[Start of Supplied material]

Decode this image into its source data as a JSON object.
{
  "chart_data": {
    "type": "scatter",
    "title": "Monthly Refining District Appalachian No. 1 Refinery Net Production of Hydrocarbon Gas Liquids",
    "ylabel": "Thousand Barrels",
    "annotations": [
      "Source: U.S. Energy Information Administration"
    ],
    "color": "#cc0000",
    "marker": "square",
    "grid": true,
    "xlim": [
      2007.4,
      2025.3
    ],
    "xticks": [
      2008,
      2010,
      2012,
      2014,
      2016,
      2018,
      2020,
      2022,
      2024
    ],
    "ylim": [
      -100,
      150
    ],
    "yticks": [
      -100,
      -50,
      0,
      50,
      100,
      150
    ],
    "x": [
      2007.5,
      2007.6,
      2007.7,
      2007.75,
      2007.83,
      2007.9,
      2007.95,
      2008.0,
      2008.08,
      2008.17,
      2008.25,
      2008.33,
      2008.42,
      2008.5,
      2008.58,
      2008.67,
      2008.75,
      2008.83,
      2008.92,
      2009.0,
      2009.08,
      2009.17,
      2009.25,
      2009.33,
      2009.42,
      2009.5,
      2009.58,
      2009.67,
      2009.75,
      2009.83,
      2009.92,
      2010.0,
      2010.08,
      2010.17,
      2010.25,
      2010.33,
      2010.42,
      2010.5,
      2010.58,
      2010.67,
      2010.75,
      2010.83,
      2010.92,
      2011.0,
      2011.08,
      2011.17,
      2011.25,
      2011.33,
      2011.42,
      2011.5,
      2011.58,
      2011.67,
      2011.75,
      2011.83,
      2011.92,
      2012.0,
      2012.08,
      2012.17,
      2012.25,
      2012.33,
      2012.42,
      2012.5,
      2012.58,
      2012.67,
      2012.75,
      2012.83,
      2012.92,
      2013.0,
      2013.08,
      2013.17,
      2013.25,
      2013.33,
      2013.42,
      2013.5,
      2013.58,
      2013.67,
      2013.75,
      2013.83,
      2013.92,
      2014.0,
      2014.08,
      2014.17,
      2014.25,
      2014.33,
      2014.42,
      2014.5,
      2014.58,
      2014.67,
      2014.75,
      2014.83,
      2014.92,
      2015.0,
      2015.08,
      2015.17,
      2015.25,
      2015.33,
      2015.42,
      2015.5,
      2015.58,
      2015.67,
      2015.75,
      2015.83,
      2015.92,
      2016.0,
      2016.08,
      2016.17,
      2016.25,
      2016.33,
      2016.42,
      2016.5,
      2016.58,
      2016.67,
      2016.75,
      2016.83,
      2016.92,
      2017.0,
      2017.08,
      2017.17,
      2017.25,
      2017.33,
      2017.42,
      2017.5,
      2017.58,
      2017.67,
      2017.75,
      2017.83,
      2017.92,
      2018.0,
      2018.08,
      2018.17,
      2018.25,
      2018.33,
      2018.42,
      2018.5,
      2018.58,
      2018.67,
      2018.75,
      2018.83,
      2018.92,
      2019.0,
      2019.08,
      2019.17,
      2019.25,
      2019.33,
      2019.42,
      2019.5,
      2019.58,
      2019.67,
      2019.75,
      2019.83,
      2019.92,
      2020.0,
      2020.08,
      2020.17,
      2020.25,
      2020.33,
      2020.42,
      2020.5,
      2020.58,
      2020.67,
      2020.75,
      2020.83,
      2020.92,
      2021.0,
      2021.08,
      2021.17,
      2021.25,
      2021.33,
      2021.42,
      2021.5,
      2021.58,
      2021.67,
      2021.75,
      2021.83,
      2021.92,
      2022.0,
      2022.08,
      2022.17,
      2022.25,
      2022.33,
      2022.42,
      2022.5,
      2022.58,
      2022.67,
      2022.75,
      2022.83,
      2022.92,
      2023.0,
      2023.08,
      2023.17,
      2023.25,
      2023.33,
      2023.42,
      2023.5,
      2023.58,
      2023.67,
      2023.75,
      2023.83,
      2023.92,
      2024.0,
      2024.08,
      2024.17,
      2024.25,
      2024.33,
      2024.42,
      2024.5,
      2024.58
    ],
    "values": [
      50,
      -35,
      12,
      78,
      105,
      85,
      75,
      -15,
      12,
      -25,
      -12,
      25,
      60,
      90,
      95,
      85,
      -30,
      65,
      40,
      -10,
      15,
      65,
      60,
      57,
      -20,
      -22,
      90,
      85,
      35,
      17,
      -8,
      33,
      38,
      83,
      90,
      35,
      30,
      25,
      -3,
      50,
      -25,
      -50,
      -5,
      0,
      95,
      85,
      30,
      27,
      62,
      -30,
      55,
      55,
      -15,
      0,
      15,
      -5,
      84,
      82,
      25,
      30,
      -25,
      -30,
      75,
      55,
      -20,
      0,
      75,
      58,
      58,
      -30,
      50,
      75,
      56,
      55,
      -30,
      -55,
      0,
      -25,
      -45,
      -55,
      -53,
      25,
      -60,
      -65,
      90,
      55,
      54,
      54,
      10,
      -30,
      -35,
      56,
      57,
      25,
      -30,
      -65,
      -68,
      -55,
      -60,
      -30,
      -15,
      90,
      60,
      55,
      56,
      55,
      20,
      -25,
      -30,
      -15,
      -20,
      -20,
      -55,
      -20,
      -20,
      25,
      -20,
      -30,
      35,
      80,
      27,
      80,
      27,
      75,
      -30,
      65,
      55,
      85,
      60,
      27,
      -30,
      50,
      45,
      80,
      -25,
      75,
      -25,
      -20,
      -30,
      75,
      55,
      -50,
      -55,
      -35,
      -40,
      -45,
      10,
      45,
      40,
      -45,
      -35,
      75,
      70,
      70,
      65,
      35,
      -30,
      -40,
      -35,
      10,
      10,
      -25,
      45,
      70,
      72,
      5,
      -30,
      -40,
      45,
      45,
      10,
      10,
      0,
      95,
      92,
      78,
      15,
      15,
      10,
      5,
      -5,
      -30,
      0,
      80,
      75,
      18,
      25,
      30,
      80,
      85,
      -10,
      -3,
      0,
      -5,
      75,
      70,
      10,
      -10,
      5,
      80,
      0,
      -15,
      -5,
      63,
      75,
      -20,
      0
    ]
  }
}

[End of Supplied material]

• What this task involves
Copy the records above exactly as they appear.

• Solution to the exercise
Decode this image into its source data as a JSON object.
{
  "chart_data": {
    "type": "scatter",
    "title": "Monthly Refining District Appalachian No. 1 Refinery Net Production of Hydrocarbon Gas Liquids",
    "ylabel": "Thousand Barrels",
    "annotations": [
      "Source: U.S. Energy Information Administration"
    ],
    "color": "#cc0000",
    "marker": "square",
    "grid": true,
    "xlim": [
      2007.4,
      2025.3
    ],
    "xticks": [
      2008,
      2010,
      2012,
      2014,
      2016,
      2018,
      2020,
      2022,
      2024
    ],
    "ylim": [
      -100,
      150
    ],
    "yticks": [
      -100,
      -50,
      0,
      50,
      100,
      150
    ],
    "x": [
      2007.5,
      2007.6,
      2007.7,
      2007.75,
      2007.83,
      2007.9,
      2007.95,
      2008.0,
      2008.08,
      2008.17,
      2008.25,
      2008.33,
      2008.42,
      2008.5,
      2008.58,
      2008.67,
      2008.75,
      2008.83,
      2008.92,
      2009.0,
      2009.08,
      2009.17,
      2009.25,
      2009.33,
      2009.42,
      2009.5,
      2009.58,
      2009.67,
      2009.75,
      2009.83,
      2009.92,
      2010.0,
      2010.08,
      2010.17,
      2010.25,
      2010.33,
      2010.42,
      2010.5,
      2010.58,
      2010.67,
      2010.75,
      2010.83,
      2010.92,
      2011.0,
      2011.08,
      2011.17,
      2011.25,
      2011.33,
      2011.42,
      2011.5,
      2011.58,
      2011.67,
      2011.75,
      2011.83,
      2011.92,
      2012.0,
      2012.08,
      2012.17,
      2012.25,
      2012.33,
      2012.42,
      2012.5,
      2012.58,
      2012.67,
      2012.75,
      2012.83,
      2012.92,
      2013.0,
      2013.08,
      2013.17,
      2013.25,
      2013.33,
      2013.42,
      2013.5,
      2013.58,
      2013.67,
      2013.75,
      2013.83,
      2013.92,
      2014.0,
      2014.08,
      2014.17,
      2014.25,
      2014.33,
      2014.42,
      2014.5,
      2014.58,
      2014.67,
      2014.75,
      2014.83,
      2014.92,
      2015.0,
      2015.08,
      2015.17,
      2015.25,
      2015.33,
      2015.42,
      2015.5,
      2015.58,
      2015.67,
      2015.75,
      2015.83,
      2015.92,
      2016.0,
      2016.08,
      2016.17,
      2016.25,
      2016.33,
      2016.42,
      2016.5,
      2016.58,
      2016.67,
      2016.75,
      2016.83,
      2016.92,
      2017.0,
      2017.08,
      2017.17,
      2017.25,
      2017.33,
      2017.42,
      2017.5,
      2017.58,
      2017.67,
      2017.75,
      2017.83,
      2017.92,
      2018.0,
      2018.08,
      2018.17,
      2018.25,
      2018.33,
      2018.42,
      2018.5,
      2018.58,
      2018.67,
      2018.75,
      2018.83,
      2018.92,
      2019.0,
      2019.08,
      2019.17,
      2019.25,
      2019.33,
      2019.42,
      2019.5,
      2019.58,
      2019.67,
      2019.75,
      2019.83,
      2019.92,
      2020.0,
      2020.08,
      2020.17,
      2020.25,
      2020.33,
      2020.42,
      2020.5,
      2020.58,
      2020.67,
      2020.75,
      2020.83,
      2020.92,
      2021.0,
      2021.08,
      2021.17,
      2021.25,
      2021.33,
      2021.42,
      2021.5,
      2021.58,
      2021.67,
      2021.75,
      2021.83,
      2021.92,
      2022.0,
      2022.08,
      2022.17,
      2022.25,
      2022.33,
      2022.42,
      2022.5,
      2022.58,
      2022.67,
      2022.75,
      2022.83,
      2022.92,
      2023.0,
      2023.08,
      2023.17,
      2023.25,
      2023.33,
      2023.42,
      2023.5,
      2023.58,
      2023.67,
      2023.75,
      2023.83,
      2023.92,
      2024.0,
      2024.08,
      2024.17,
      2024.25,
      2024.33,
      2024.42,
      2024.5,
      2024.58
    ],
    "values": [
      50,
      -35,
      12,
      78,
      105,
      85,
      75,
      -15,
      12,
      -25,
      -12,
      25,
      60,
      90,
      95,
      85,
      -30,
      65,
      40,
      -10,
      15,
      65,
      60,
      57,
      -20,
      -22,
      90,
      85,
      35,
      17,
      -8,
      33,
      38,
      83,
      90,
      35,
      30,
      25,
      -3,
      50,
      -25,
      -50,
      -5,
      0,
      95,
      85,
      30,
      27,
      62,
      -30,
      55,
      55,
      -15,
      0,
      15,
      -5,
      84,
      82,
      25,
      30,
      -25,
      -30,
      75,
      55,
      -20,
      0,
      75,
      58,
      58,
      -30,
      50,
      75,
      56,
      55,
      -30,
      -55,
      0,
      -25,
      -45,
      -55,
      -53,
      25,
      -60,
      -65,
      90,
      55,
      54,
      54,
      10,
      -30,
      -35,
      56,
      57,
      25,
      -30,
      -65,
      -68,
      -55,
      -60,
      -30,
      -15,
      90,
      60,
      55,
      56,
      55,
      20,
      -25,
      -30,
      -15,
      -20,
      -20,
      -55,
      -20,
      -20,
      25,
      -20,
      -30,
      35,
      80,
      27,
      80,
      27,
      75,
      -30,
      65,
      55,
      85,
      60,
      27,
      -30,
      50,
      45,
      80,
      -25,
      75,
      -25,
      -20,
      -30,
      75,
      55,
      -50,
      -55,
      -35,
      -40,
      -45,
      10,
      45,
      40,
      -45,
      -35,
      75,
      70,
      70,
      65,
      35,
      -30,
      -40,
      -35,
      10,
      10,
      -25,
      45,
      70,
      72,
      5,
      -30,
      -40,
      45,
      45,
      10,
      10,
      0,
      95,
      92,
      78,
      15,
      15,
      10,
      5,
      -5,
      -30,
      0,
      80,
      75,
      18,
      25,
      30,
      80,
      85,
      -10,
      -3,
      0,
      -5,
      75,
      70,
      10,
      -10,
      5,
      80,
      0,
      -15,
      -5,
      63,
      75,
      -20,
      0
    ]
  }
}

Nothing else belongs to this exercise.